---------- Exercise material

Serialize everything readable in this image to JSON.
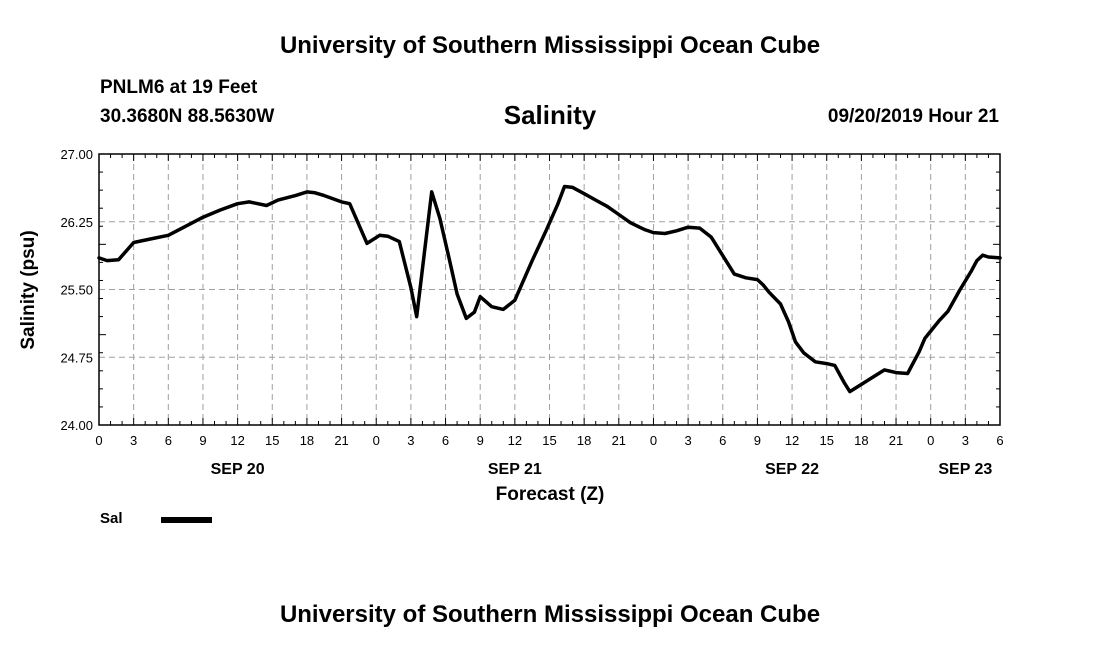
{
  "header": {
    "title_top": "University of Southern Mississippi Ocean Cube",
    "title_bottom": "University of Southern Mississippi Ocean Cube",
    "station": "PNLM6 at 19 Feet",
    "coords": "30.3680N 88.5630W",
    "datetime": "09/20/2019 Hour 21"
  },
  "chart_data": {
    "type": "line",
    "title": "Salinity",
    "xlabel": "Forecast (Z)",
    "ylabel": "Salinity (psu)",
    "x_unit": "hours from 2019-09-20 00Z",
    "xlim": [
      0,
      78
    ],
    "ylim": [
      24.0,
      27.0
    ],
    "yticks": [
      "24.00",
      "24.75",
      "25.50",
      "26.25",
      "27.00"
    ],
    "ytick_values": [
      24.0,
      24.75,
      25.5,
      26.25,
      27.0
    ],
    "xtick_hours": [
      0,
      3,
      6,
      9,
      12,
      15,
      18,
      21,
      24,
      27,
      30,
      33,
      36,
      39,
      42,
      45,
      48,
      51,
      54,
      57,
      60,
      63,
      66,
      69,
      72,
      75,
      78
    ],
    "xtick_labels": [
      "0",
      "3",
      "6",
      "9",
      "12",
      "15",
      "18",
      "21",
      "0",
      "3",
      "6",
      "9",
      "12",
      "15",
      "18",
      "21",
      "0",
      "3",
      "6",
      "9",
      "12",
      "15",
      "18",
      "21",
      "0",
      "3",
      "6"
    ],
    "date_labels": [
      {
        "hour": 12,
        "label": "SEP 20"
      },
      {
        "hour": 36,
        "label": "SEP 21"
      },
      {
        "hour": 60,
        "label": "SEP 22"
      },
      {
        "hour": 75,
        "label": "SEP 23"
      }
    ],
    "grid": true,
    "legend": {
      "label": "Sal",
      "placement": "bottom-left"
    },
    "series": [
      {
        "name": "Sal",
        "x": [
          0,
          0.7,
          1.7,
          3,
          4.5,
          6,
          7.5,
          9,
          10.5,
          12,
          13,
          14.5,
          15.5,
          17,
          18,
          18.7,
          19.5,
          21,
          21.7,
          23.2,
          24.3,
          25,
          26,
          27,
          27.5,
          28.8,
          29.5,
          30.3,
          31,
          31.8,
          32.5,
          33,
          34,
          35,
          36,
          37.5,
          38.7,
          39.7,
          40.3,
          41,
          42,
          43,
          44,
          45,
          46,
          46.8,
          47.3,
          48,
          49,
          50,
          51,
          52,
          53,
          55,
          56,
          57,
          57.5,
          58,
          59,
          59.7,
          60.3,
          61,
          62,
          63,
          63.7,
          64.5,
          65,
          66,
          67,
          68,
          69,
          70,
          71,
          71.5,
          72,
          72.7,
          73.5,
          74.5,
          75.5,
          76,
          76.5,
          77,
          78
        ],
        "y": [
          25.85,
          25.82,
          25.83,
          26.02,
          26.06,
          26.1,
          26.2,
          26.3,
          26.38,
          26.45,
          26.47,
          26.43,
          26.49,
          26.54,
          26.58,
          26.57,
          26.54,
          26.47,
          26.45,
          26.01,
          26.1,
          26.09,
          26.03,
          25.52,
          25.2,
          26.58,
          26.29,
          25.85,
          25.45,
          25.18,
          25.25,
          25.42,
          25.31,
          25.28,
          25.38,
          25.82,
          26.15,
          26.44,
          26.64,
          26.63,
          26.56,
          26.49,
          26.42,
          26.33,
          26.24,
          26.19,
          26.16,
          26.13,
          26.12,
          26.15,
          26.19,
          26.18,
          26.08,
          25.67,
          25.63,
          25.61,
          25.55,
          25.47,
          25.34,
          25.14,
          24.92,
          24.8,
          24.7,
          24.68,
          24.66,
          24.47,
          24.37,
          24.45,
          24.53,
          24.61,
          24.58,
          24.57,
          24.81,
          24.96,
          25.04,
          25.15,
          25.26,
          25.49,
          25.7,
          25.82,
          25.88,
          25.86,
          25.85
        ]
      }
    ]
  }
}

--------------------

[Written request]:
Quote the material word for word, dropping any images it holds.

[Written response]:
Serialize everything readable in this image to JSON.
{
  "header": {
    "title_top": "University of Southern Mississippi Ocean Cube",
    "title_bottom": "University of Southern Mississippi Ocean Cube",
    "station": "PNLM6 at 19 Feet",
    "coords": "30.3680N 88.5630W",
    "datetime": "09/20/2019 Hour 21"
  },
  "chart_data": {
    "type": "line",
    "title": "Salinity",
    "xlabel": "Forecast (Z)",
    "ylabel": "Salinity (psu)",
    "x_unit": "hours from 2019-09-20 00Z",
    "xlim": [
      0,
      78
    ],
    "ylim": [
      24.0,
      27.0
    ],
    "yticks": [
      "24.00",
      "24.75",
      "25.50",
      "26.25",
      "27.00"
    ],
    "ytick_values": [
      24.0,
      24.75,
      25.5,
      26.25,
      27.0
    ],
    "xtick_hours": [
      0,
      3,
      6,
      9,
      12,
      15,
      18,
      21,
      24,
      27,
      30,
      33,
      36,
      39,
      42,
      45,
      48,
      51,
      54,
      57,
      60,
      63,
      66,
      69,
      72,
      75,
      78
    ],
    "xtick_labels": [
      "0",
      "3",
      "6",
      "9",
      "12",
      "15",
      "18",
      "21",
      "0",
      "3",
      "6",
      "9",
      "12",
      "15",
      "18",
      "21",
      "0",
      "3",
      "6",
      "9",
      "12",
      "15",
      "18",
      "21",
      "0",
      "3",
      "6"
    ],
    "date_labels": [
      {
        "hour": 12,
        "label": "SEP 20"
      },
      {
        "hour": 36,
        "label": "SEP 21"
      },
      {
        "hour": 60,
        "label": "SEP 22"
      },
      {
        "hour": 75,
        "label": "SEP 23"
      }
    ],
    "grid": true,
    "legend": {
      "label": "Sal",
      "placement": "bottom-left"
    },
    "series": [
      {
        "name": "Sal",
        "x": [
          0,
          0.7,
          1.7,
          3,
          4.5,
          6,
          7.5,
          9,
          10.5,
          12,
          13,
          14.5,
          15.5,
          17,
          18,
          18.7,
          19.5,
          21,
          21.7,
          23.2,
          24.3,
          25,
          26,
          27,
          27.5,
          28.8,
          29.5,
          30.3,
          31,
          31.8,
          32.5,
          33,
          34,
          35,
          36,
          37.5,
          38.7,
          39.7,
          40.3,
          41,
          42,
          43,
          44,
          45,
          46,
          46.8,
          47.3,
          48,
          49,
          50,
          51,
          52,
          53,
          55,
          56,
          57,
          57.5,
          58,
          59,
          59.7,
          60.3,
          61,
          62,
          63,
          63.7,
          64.5,
          65,
          66,
          67,
          68,
          69,
          70,
          71,
          71.5,
          72,
          72.7,
          73.5,
          74.5,
          75.5,
          76,
          76.5,
          77,
          78
        ],
        "y": [
          25.85,
          25.82,
          25.83,
          26.02,
          26.06,
          26.1,
          26.2,
          26.3,
          26.38,
          26.45,
          26.47,
          26.43,
          26.49,
          26.54,
          26.58,
          26.57,
          26.54,
          26.47,
          26.45,
          26.01,
          26.1,
          26.09,
          26.03,
          25.52,
          25.2,
          26.58,
          26.29,
          25.85,
          25.45,
          25.18,
          25.25,
          25.42,
          25.31,
          25.28,
          25.38,
          25.82,
          26.15,
          26.44,
          26.64,
          26.63,
          26.56,
          26.49,
          26.42,
          26.33,
          26.24,
          26.19,
          26.16,
          26.13,
          26.12,
          26.15,
          26.19,
          26.18,
          26.08,
          25.67,
          25.63,
          25.61,
          25.55,
          25.47,
          25.34,
          25.14,
          24.92,
          24.8,
          24.7,
          24.68,
          24.66,
          24.47,
          24.37,
          24.45,
          24.53,
          24.61,
          24.58,
          24.57,
          24.81,
          24.96,
          25.04,
          25.15,
          25.26,
          25.49,
          25.7,
          25.82,
          25.88,
          25.86,
          25.85
        ]
      }
    ]
  }
}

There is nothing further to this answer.